::: PASSAGE PROVIDED
Film Review: HELLBOUND?

Oct 1, 12 • FilmNo Comments

The film opens at Ground Zero.  The Westboro Baptist cadre screams to the 10th anniversary pilgrims that we should thank God he saw fit to send their loved ones to hell that day.  The shot pans out to capture a peculiar form of disgust in the eyes of onlookers- the type of disgust you see when someone first realizes the obscene underside of what they too might believe.

Around six in ten Americans believe in Hell.  Director Kevin Miller’s Hellbound? looks at this phenomenon.  The film was a nascent idea until Miller and his crew saw the hype and reaction to Rob Bell’s Love Wins in the spring of 2011- this is a topic people want to talk about.  Miller set out to interview as many people as possible to talk about 1) why to believe or not believe in hell and, more importantly, 2) how does belief in hell change us?


With interviews from Brian McLaren, Mark Driscoll, Greg Boyd, Kevin DeYoung, Frank Schaeffer, William Paul Young, Justin Taylor, Ray Comfort, Chad Holtz, Mike Bickle, and Jonathan And Margie Phelps – just to name a few – and additional video from John Piper, Rob Bell, and Jerry Falwell, Hellbound? is clearly directed to an Evangelical audience familiar with popular figures (but to be sure, interviews from Protestant and Catholic academics and an Orthodox priest make the cut as well.)
::::::
::: DATASET EXTRACT
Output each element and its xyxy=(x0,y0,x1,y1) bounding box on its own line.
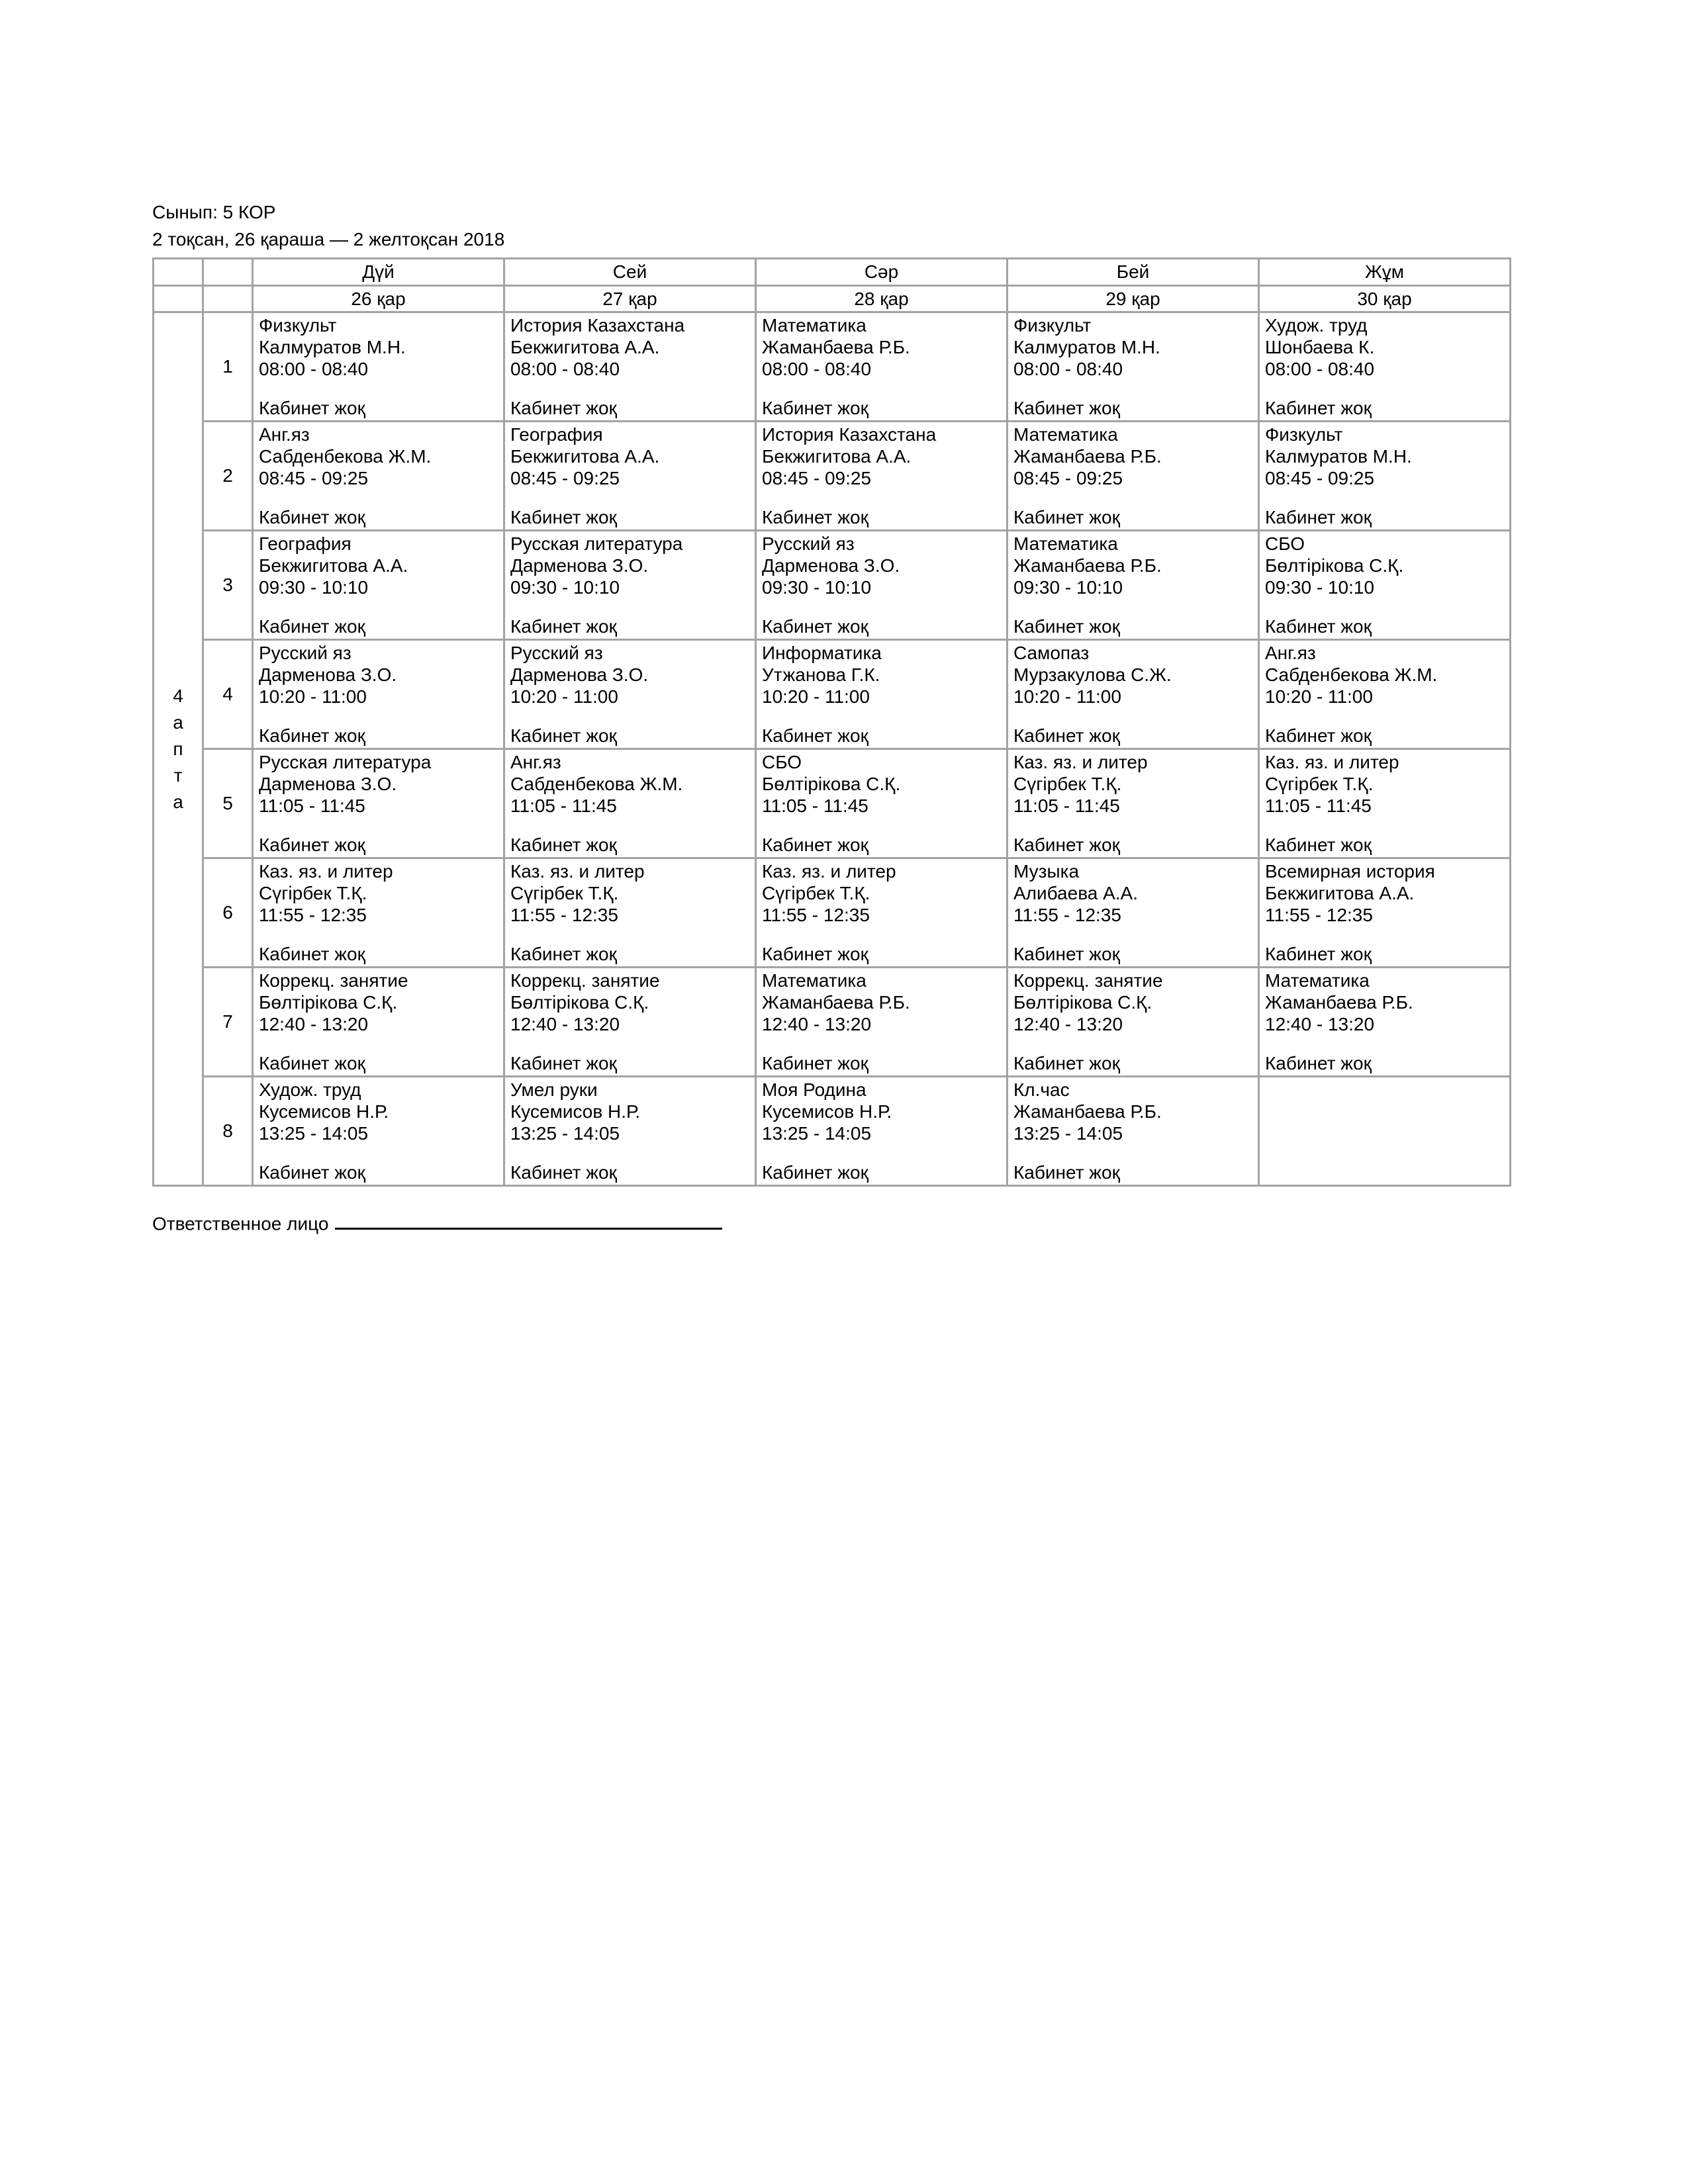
::::::
Continue the review of the film Hellbound? from the point at which it stops, keeping its voice and approach.

The film suffers slightly from a very stark delineation between the universalists and exclusivists: one side is calm, compassionate, and able to clearly articulate the history of hell in Christian theology, while the other side is, well, Westboro and exorcists.  I asked Miller about this, “What was it like searching for more articulate voices for the exclusivist position?”  He replied that, unfortunately, efforts were made to reach Piper, Mohler, and similar academic figures to defend the exclusivist position, but the messages went unanswered.  I can’t blame him for this.  In fact, I think the difference in dispositions is one of the more important messages to consider.  What is it about certain personalities and temperaments that want to believe in hell?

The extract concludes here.